WHAT THE TASK ASKS:
Pick out and copy every line below that has the word "health".

DATA SUPPLIED:
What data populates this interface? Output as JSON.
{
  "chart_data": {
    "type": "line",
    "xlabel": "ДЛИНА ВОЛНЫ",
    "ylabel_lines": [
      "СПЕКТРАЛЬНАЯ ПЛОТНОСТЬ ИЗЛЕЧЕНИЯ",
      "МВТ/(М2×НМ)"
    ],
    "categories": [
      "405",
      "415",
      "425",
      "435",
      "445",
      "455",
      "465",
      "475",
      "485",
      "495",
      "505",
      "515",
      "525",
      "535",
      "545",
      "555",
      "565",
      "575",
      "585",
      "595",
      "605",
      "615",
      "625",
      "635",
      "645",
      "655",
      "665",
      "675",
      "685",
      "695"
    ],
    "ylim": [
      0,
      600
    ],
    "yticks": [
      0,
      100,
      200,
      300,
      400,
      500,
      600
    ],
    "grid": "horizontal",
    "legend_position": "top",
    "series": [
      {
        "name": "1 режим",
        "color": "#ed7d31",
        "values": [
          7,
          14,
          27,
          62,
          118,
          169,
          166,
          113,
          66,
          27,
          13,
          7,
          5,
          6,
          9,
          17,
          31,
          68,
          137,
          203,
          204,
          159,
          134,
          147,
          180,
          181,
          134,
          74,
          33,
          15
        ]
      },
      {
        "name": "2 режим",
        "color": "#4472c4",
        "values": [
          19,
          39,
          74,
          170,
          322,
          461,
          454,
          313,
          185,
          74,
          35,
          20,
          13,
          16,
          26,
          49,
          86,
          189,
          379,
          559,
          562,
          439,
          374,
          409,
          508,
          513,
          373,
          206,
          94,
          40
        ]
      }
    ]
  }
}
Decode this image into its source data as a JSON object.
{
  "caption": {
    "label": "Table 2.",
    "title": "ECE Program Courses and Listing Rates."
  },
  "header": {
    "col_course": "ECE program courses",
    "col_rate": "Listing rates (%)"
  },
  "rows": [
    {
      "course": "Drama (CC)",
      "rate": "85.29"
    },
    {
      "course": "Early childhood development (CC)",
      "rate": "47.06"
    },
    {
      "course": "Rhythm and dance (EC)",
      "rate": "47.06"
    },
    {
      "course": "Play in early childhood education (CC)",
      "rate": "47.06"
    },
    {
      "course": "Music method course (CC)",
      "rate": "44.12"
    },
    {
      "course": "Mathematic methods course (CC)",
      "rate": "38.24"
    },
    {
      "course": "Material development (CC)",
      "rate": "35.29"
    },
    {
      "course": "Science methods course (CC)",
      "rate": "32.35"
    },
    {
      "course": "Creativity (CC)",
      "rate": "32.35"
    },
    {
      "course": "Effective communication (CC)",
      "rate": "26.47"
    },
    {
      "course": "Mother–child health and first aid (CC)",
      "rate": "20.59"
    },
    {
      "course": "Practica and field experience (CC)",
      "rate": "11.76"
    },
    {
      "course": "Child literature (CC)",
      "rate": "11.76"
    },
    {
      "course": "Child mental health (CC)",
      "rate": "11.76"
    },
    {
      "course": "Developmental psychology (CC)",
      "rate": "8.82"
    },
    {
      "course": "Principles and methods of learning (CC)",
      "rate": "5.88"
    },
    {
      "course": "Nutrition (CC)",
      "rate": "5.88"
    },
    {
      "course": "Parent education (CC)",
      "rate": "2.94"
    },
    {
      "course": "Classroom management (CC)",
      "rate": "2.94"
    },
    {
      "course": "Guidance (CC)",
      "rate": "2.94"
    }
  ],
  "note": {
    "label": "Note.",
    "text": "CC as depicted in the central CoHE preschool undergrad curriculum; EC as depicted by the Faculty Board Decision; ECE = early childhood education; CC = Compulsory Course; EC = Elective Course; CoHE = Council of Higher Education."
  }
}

OUTPUT FOR THIS EXERCISE:
      "course": "Mother–child health and first aid (CC)",
      "course": "Child mental health (CC)",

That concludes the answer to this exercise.